* _DIRECTION_
Only the pictures are left out: repeat the rest of the entries exactly.

--- Start PROVIDED RECORDS ---

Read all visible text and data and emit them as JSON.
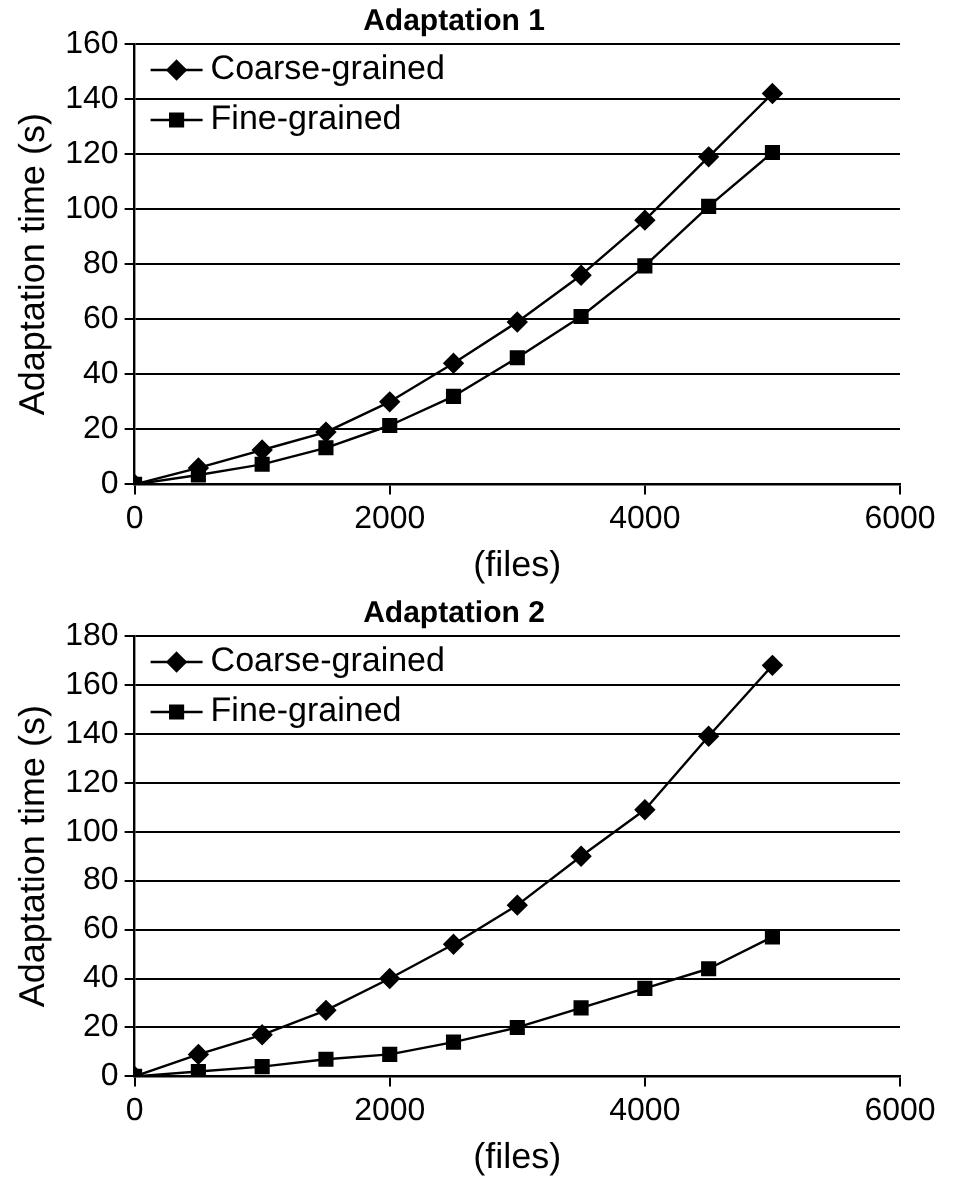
{
  "chart_data": [
    {
      "type": "line",
      "title": "Adaptation 1",
      "xlabel": "(files)",
      "ylabel": "Adaptation time (s)",
      "x": [
        0,
        500,
        1000,
        1500,
        2000,
        2500,
        3000,
        3500,
        4000,
        4500,
        5000
      ],
      "series": [
        {
          "name": "Coarse-grained",
          "color": "#000000",
          "marker": "diamond",
          "values": [
            0,
            6,
            12.5,
            19,
            30,
            44,
            59,
            76,
            96,
            119,
            142
          ]
        },
        {
          "name": "Fine-grained",
          "color": "#000000",
          "marker": "square",
          "values": [
            0,
            3.4,
            7.3,
            13.3,
            21.4,
            32,
            46,
            61,
            79.4,
            101,
            120.6
          ]
        }
      ],
      "xlim": [
        0,
        6000
      ],
      "xticks": [
        0,
        2000,
        4000,
        6000
      ],
      "ylim": [
        0,
        160
      ],
      "yticks": [
        0,
        20,
        40,
        60,
        80,
        100,
        120,
        140,
        160
      ],
      "grid": "y",
      "legend": "top left",
      "line_style": "solid"
    },
    {
      "type": "line",
      "title": "Adaptation 2",
      "xlabel": "(files)",
      "ylabel": "Adaptation time (s)",
      "x": [
        0,
        500,
        1000,
        1500,
        2000,
        2500,
        3000,
        3500,
        4000,
        4500,
        5000
      ],
      "series": [
        {
          "name": "Coarse-grained",
          "color": "#000000",
          "marker": "diamond",
          "values": [
            0,
            9,
            17,
            27,
            40,
            54,
            70,
            90,
            109,
            139,
            168
          ]
        },
        {
          "name": "Fine-grained",
          "color": "#000000",
          "marker": "square",
          "values": [
            0,
            2,
            4,
            7,
            9,
            14,
            20,
            28,
            36,
            44,
            57
          ]
        }
      ],
      "xlim": [
        0,
        6000
      ],
      "xticks": [
        0,
        2000,
        4000,
        6000
      ],
      "ylim": [
        0,
        180
      ],
      "yticks": [
        0,
        20,
        40,
        60,
        80,
        100,
        120,
        140,
        160,
        180
      ],
      "grid": "y",
      "legend": "top left",
      "line_style": "solid"
    }
  ]
}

--- End PROVIDED RECORDS ---

* _TASK ANSWER_
Read all visible text and data and emit them as JSON.
{
  "chart_data": [
    {
      "type": "line",
      "title": "Adaptation 1",
      "xlabel": "(files)",
      "ylabel": "Adaptation time (s)",
      "x": [
        0,
        500,
        1000,
        1500,
        2000,
        2500,
        3000,
        3500,
        4000,
        4500,
        5000
      ],
      "series": [
        {
          "name": "Coarse-grained",
          "color": "#000000",
          "marker": "diamond",
          "values": [
            0,
            6,
            12.5,
            19,
            30,
            44,
            59,
            76,
            96,
            119,
            142
          ]
        },
        {
          "name": "Fine-grained",
          "color": "#000000",
          "marker": "square",
          "values": [
            0,
            3.4,
            7.3,
            13.3,
            21.4,
            32,
            46,
            61,
            79.4,
            101,
            120.6
          ]
        }
      ],
      "xlim": [
        0,
        6000
      ],
      "xticks": [
        0,
        2000,
        4000,
        6000
      ],
      "ylim": [
        0,
        160
      ],
      "yticks": [
        0,
        20,
        40,
        60,
        80,
        100,
        120,
        140,
        160
      ],
      "grid": "y",
      "legend": "top left",
      "line_style": "solid"
    },
    {
      "type": "line",
      "title": "Adaptation 2",
      "xlabel": "(files)",
      "ylabel": "Adaptation time (s)",
      "x": [
        0,
        500,
        1000,
        1500,
        2000,
        2500,
        3000,
        3500,
        4000,
        4500,
        5000
      ],
      "series": [
        {
          "name": "Coarse-grained",
          "color": "#000000",
          "marker": "diamond",
          "values": [
            0,
            9,
            17,
            27,
            40,
            54,
            70,
            90,
            109,
            139,
            168
          ]
        },
        {
          "name": "Fine-grained",
          "color": "#000000",
          "marker": "square",
          "values": [
            0,
            2,
            4,
            7,
            9,
            14,
            20,
            28,
            36,
            44,
            57
          ]
        }
      ],
      "xlim": [
        0,
        6000
      ],
      "xticks": [
        0,
        2000,
        4000,
        6000
      ],
      "ylim": [
        0,
        180
      ],
      "yticks": [
        0,
        20,
        40,
        60,
        80,
        100,
        120,
        140,
        160,
        180
      ],
      "grid": "y",
      "legend": "top left",
      "line_style": "solid"
    }
  ]
}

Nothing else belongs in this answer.